§ **Exercise task**
Copy out, from the entries below, each line holding the string "this".
_ _ _ _ _ _ _
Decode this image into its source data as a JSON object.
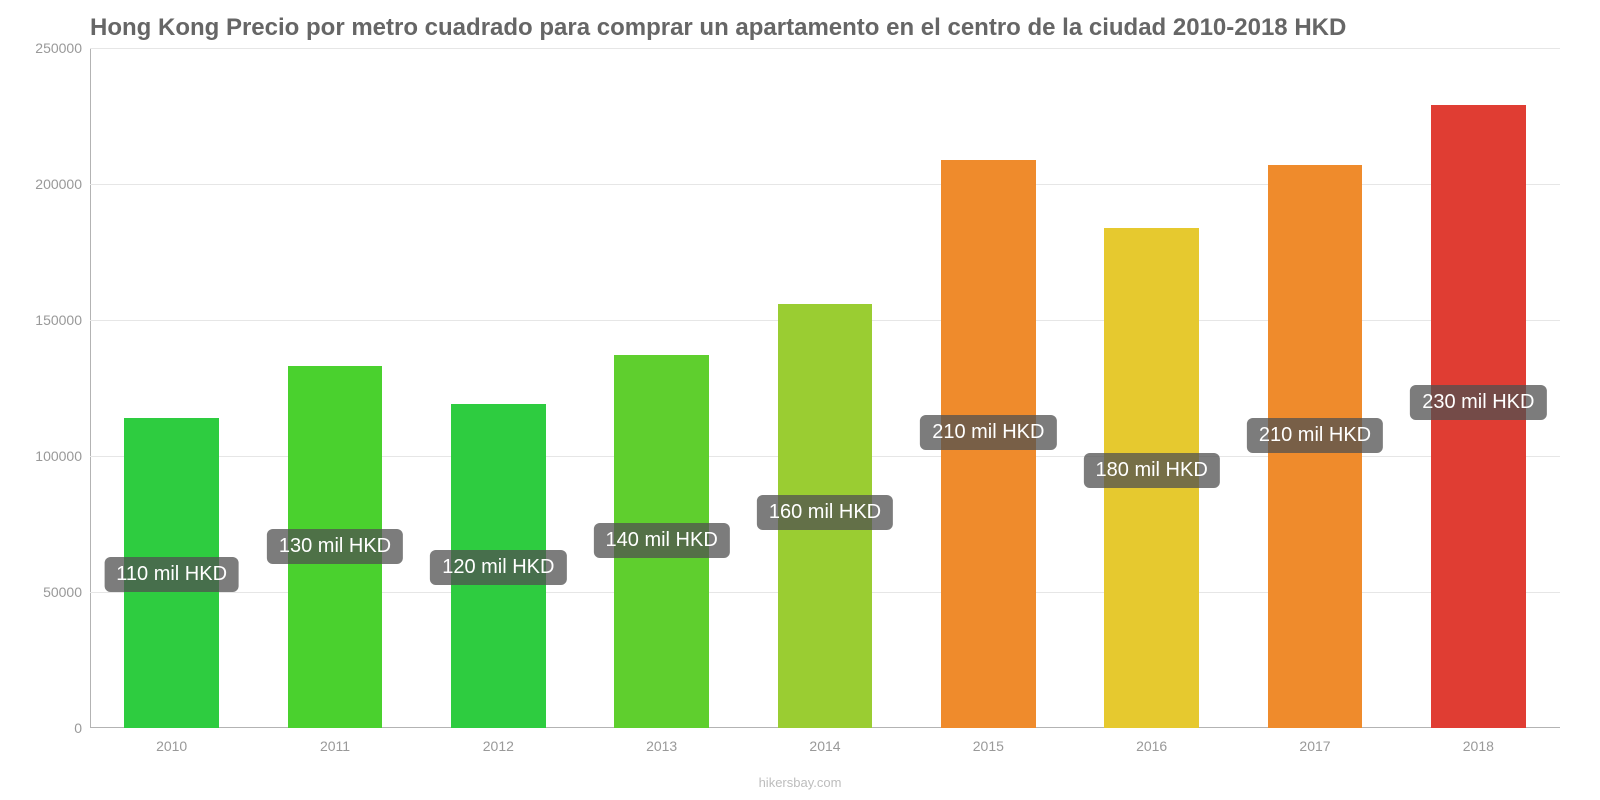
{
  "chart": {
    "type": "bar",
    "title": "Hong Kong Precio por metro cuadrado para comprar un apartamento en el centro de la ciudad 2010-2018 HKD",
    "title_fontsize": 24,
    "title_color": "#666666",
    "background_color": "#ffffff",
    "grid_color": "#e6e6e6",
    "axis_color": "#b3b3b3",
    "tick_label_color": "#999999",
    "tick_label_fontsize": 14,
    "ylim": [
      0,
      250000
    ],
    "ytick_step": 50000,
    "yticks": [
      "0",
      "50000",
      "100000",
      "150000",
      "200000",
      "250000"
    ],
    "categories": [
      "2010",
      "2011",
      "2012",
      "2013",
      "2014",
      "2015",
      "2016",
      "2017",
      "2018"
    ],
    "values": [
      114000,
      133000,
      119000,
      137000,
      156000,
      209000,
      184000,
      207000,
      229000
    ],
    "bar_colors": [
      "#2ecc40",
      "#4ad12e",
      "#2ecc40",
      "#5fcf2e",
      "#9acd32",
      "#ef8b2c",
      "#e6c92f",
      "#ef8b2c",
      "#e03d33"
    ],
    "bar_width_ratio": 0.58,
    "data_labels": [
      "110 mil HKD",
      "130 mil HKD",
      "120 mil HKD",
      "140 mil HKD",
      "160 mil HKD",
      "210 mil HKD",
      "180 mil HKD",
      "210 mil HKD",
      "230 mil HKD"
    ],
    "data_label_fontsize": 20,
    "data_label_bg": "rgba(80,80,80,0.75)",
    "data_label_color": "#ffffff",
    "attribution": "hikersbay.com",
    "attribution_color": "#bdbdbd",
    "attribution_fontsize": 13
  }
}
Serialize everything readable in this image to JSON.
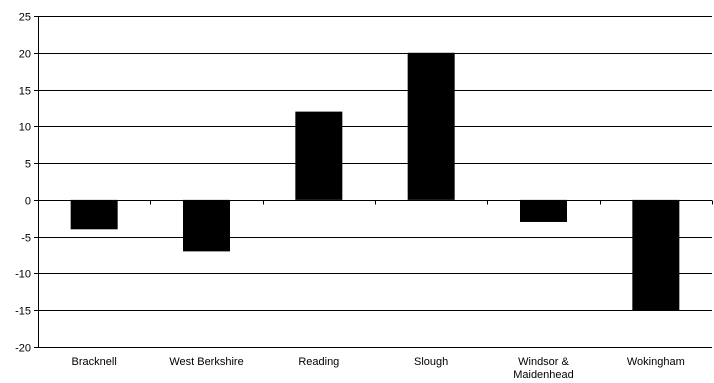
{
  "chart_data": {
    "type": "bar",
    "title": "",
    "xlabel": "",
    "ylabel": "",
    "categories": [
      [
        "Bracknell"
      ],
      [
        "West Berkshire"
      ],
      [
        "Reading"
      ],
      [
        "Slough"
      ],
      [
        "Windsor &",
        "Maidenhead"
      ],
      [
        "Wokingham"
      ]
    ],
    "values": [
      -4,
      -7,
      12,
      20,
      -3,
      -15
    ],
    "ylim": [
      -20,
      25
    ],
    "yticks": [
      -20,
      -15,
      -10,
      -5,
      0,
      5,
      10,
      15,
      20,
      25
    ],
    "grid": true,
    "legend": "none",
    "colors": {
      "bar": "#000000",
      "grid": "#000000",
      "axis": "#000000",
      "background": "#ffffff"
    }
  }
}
_ _ _ _ _ _ _
§ **Exercise output**
Decode this image into its source data as a JSON object.
Serialize everything readable in this image to JSON.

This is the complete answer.